_Written request_
Each entry needs to be restated exactly as written.

_Recorded information_
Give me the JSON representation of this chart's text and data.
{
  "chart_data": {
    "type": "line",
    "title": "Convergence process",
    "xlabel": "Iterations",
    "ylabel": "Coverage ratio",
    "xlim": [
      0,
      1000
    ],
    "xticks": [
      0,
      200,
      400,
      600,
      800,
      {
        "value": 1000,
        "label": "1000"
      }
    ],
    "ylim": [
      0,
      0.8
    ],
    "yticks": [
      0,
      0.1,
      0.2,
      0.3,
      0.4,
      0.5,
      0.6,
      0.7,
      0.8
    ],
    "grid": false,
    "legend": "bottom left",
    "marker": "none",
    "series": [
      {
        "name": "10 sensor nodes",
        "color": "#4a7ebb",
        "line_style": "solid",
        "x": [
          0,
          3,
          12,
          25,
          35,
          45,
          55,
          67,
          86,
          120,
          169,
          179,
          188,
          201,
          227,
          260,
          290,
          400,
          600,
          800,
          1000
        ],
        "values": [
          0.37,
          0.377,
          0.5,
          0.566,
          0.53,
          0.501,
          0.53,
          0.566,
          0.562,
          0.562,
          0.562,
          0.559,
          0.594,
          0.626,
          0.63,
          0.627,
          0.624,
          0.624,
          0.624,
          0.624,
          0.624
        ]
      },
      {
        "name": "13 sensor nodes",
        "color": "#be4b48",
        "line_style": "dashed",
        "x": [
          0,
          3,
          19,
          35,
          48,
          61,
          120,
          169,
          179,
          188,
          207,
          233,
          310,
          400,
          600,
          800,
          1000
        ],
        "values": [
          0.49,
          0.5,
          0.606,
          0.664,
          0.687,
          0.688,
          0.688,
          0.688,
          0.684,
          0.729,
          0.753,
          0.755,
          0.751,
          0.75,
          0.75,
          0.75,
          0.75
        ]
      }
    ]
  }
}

_Result of the task_
Give me the JSON representation of this chart's text and data.
{
  "chart_data": {
    "type": "line",
    "title": "Convergence process",
    "xlabel": "Iterations",
    "ylabel": "Coverage ratio",
    "xlim": [
      0,
      1000
    ],
    "xticks": [
      0,
      200,
      400,
      600,
      800,
      {
        "value": 1000,
        "label": "1000"
      }
    ],
    "ylim": [
      0,
      0.8
    ],
    "yticks": [
      0,
      0.1,
      0.2,
      0.3,
      0.4,
      0.5,
      0.6,
      0.7,
      0.8
    ],
    "grid": false,
    "legend": "bottom left",
    "marker": "none",
    "series": [
      {
        "name": "10 sensor nodes",
        "color": "#4a7ebb",
        "line_style": "solid",
        "x": [
          0,
          3,
          12,
          25,
          35,
          45,
          55,
          67,
          86,
          120,
          169,
          179,
          188,
          201,
          227,
          260,
          290,
          400,
          600,
          800,
          1000
        ],
        "values": [
          0.37,
          0.377,
          0.5,
          0.566,
          0.53,
          0.501,
          0.53,
          0.566,
          0.562,
          0.562,
          0.562,
          0.559,
          0.594,
          0.626,
          0.63,
          0.627,
          0.624,
          0.624,
          0.624,
          0.624,
          0.624
        ]
      },
      {
        "name": "13 sensor nodes",
        "color": "#be4b48",
        "line_style": "dashed",
        "x": [
          0,
          3,
          19,
          35,
          48,
          61,
          120,
          169,
          179,
          188,
          207,
          233,
          310,
          400,
          600,
          800,
          1000
        ],
        "values": [
          0.49,
          0.5,
          0.606,
          0.664,
          0.687,
          0.688,
          0.688,
          0.688,
          0.684,
          0.729,
          0.753,
          0.755,
          0.751,
          0.75,
          0.75,
          0.75,
          0.75
        ]
      }
    ]
  }
}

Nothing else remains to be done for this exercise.